[What to work on]
Repeat word for word the line with "Transcribe this image's" and every line after it until the records below run out.

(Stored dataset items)

** Begin **

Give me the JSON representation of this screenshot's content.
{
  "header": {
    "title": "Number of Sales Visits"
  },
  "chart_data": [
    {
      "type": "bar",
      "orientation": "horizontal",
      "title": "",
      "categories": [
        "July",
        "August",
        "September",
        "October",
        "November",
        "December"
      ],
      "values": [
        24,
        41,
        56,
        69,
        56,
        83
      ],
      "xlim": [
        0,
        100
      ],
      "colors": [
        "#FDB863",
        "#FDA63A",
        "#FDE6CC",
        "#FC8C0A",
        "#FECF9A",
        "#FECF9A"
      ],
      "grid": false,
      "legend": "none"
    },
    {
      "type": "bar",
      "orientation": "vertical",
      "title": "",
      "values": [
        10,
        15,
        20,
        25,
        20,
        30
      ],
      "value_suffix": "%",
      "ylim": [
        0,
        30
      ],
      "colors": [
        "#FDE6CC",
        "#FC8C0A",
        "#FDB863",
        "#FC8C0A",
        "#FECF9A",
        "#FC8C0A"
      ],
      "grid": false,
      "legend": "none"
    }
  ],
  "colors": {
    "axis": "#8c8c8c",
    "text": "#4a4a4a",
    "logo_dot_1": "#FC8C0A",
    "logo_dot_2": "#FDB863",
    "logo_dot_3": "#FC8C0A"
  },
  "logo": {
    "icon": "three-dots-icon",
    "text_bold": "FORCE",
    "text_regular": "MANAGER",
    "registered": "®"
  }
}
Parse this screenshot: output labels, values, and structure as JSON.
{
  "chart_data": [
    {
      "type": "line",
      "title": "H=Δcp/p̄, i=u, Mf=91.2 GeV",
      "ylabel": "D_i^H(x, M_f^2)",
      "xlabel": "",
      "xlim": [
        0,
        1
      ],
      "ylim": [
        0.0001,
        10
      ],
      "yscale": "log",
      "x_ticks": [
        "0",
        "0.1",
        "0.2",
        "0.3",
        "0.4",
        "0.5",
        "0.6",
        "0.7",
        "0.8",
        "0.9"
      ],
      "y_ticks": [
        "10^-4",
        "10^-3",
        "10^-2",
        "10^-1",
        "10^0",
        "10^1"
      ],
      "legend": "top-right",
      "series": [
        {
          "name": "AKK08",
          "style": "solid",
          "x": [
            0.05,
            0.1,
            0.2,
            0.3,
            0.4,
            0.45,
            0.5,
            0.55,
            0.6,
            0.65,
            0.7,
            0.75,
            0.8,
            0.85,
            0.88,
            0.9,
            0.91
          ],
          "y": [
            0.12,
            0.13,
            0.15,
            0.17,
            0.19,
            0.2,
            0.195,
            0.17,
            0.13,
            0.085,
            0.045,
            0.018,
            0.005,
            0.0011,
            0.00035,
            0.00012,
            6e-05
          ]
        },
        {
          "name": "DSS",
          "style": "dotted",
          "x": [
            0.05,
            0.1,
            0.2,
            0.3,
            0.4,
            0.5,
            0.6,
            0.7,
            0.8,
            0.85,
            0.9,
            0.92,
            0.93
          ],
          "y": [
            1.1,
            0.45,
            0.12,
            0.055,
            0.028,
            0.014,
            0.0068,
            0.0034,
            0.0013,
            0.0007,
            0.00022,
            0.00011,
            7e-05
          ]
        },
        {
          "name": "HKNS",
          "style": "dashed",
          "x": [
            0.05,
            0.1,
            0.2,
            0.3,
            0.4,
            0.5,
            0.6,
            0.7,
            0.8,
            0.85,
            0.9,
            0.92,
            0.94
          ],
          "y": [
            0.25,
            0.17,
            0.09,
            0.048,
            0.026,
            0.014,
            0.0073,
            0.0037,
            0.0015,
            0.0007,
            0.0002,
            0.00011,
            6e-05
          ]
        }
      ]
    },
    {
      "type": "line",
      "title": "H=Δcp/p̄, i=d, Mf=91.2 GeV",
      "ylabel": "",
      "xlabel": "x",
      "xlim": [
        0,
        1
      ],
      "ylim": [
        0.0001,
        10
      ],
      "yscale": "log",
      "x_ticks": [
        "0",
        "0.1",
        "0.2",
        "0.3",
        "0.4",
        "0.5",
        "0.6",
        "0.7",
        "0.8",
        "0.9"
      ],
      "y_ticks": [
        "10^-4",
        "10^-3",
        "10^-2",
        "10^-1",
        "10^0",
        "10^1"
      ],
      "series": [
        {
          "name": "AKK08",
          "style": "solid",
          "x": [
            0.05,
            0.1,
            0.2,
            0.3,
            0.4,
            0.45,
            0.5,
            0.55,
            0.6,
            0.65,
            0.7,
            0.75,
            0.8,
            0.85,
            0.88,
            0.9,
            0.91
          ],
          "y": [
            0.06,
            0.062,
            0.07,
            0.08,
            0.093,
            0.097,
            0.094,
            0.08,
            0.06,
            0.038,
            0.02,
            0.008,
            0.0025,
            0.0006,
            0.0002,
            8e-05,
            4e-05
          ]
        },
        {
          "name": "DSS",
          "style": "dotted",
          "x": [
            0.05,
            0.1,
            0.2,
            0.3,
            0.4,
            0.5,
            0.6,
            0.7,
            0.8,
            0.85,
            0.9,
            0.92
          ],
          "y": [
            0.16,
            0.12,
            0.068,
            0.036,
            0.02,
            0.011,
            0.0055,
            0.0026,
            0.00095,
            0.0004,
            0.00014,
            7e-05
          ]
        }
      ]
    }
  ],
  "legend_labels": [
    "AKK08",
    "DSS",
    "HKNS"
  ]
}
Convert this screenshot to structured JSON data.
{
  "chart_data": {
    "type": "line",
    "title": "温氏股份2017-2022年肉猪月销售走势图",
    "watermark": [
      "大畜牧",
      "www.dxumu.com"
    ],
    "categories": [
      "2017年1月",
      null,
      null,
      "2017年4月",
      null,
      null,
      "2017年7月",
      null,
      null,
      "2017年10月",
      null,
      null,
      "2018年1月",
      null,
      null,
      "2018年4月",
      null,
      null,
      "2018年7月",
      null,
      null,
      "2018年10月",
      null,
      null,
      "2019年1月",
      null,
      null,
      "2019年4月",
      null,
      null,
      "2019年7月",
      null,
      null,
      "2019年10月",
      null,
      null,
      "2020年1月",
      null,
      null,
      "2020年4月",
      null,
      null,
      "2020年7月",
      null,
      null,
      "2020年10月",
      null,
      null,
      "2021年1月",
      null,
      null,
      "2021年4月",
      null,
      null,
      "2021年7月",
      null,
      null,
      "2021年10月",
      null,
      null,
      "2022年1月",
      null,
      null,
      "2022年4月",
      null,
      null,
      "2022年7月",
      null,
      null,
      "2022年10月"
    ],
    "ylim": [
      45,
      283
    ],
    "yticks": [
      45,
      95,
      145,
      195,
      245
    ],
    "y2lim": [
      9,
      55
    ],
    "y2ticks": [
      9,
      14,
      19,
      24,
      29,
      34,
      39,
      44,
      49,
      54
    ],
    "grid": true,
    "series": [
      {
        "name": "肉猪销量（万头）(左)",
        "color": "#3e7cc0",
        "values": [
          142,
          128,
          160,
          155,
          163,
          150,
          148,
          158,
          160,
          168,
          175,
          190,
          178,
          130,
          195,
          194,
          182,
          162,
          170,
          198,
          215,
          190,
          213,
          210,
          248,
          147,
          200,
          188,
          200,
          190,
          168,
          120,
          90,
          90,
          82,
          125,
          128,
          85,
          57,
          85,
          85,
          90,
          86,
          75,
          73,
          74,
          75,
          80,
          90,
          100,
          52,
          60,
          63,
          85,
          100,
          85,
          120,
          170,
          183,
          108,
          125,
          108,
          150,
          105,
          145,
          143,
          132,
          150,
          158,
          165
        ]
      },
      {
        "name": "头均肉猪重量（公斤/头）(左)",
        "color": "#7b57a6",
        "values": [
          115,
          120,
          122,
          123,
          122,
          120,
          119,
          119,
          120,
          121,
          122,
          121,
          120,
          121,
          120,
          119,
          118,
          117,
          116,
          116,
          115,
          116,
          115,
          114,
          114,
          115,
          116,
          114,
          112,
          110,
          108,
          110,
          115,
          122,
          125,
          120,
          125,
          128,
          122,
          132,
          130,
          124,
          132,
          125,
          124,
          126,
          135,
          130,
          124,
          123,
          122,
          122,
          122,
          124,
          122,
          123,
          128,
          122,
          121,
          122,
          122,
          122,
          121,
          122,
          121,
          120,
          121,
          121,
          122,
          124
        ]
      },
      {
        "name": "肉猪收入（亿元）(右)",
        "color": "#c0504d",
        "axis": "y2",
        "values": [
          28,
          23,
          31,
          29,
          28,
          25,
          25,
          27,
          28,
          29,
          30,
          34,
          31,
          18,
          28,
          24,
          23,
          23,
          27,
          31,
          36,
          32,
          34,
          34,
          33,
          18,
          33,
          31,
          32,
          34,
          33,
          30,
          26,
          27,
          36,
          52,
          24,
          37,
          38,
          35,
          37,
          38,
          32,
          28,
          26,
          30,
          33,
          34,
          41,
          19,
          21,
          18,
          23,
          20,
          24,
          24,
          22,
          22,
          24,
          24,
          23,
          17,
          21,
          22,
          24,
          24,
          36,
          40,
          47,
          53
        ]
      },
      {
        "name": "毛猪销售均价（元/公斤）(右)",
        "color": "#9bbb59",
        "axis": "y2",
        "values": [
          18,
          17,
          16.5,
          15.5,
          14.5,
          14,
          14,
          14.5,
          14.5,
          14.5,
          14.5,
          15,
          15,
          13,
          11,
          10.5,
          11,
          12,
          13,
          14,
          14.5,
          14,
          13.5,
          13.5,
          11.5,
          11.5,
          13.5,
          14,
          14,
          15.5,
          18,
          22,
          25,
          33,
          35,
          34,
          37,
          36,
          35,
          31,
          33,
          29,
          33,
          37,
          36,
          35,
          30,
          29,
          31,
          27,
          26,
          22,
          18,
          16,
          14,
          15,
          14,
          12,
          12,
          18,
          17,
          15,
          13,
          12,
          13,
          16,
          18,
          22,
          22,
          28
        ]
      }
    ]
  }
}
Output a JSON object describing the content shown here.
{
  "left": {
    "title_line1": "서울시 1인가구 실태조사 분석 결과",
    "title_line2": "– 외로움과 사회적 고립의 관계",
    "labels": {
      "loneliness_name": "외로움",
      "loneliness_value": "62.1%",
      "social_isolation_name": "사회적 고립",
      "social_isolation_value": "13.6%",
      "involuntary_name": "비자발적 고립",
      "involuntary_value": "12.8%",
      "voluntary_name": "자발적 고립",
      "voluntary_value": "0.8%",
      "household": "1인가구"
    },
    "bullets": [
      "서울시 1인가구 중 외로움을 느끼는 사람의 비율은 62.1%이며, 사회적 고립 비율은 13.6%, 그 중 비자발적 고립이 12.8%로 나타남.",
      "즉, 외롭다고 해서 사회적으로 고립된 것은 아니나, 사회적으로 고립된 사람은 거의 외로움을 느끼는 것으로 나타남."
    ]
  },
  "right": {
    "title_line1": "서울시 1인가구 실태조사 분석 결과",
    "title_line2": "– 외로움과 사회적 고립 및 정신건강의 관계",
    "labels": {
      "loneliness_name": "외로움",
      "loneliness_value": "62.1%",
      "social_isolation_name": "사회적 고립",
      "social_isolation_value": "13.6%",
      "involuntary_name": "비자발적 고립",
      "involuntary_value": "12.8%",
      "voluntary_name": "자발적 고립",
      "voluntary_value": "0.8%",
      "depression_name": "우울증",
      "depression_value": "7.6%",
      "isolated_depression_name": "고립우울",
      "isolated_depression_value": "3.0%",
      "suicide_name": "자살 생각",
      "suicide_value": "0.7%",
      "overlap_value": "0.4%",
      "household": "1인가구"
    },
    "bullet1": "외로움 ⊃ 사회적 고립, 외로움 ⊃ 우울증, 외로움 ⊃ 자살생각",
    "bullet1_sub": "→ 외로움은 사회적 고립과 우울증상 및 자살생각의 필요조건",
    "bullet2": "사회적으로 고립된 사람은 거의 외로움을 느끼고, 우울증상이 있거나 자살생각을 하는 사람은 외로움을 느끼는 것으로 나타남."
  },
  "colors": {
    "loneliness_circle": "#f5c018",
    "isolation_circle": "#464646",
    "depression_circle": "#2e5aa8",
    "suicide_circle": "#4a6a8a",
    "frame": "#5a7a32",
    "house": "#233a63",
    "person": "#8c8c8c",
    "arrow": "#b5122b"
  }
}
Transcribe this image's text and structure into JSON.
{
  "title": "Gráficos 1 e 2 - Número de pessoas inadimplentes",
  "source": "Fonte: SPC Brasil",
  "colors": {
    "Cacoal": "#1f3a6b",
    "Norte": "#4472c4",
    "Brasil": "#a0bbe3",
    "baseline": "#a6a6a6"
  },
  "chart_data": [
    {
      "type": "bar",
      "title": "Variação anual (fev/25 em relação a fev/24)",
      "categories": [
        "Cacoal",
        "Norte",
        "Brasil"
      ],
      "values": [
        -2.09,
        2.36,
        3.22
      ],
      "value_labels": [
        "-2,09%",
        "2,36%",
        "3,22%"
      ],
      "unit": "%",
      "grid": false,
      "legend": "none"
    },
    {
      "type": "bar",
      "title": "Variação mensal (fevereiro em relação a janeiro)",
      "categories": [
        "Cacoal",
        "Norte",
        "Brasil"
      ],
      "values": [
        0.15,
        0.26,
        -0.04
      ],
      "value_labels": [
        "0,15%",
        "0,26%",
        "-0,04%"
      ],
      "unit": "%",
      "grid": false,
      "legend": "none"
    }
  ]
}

** End **

[Solved problem]
Transcribe this image's text and structure into JSON.
{
  "title": "Gráficos 1 e 2 - Número de pessoas inadimplentes",
  "source": "Fonte: SPC Brasil",
  "colors": {
    "Cacoal": "#1f3a6b",
    "Norte": "#4472c4",
    "Brasil": "#a0bbe3",
    "baseline": "#a6a6a6"
  },
  "chart_data": [
    {
      "type": "bar",
      "title": "Variação anual (fev/25 em relação a fev/24)",
      "categories": [
        "Cacoal",
        "Norte",
        "Brasil"
      ],
      "values": [
        -2.09,
        2.36,
        3.22
      ],
      "value_labels": [
        "-2,09%",
        "2,36%",
        "3,22%"
      ],
      "unit": "%",
      "grid": false,
      "legend": "none"
    },
    {
      "type": "bar",
      "title": "Variação mensal (fevereiro em relação a janeiro)",
      "categories": [
        "Cacoal",
        "Norte",
        "Brasil"
      ],
      "values": [
        0.15,
        0.26,
        -0.04
      ],
      "value_labels": [
        "0,15%",
        "0,26%",
        "-0,04%"
      ],
      "unit": "%",
      "grid": false,
      "legend": "none"
    }
  ]
}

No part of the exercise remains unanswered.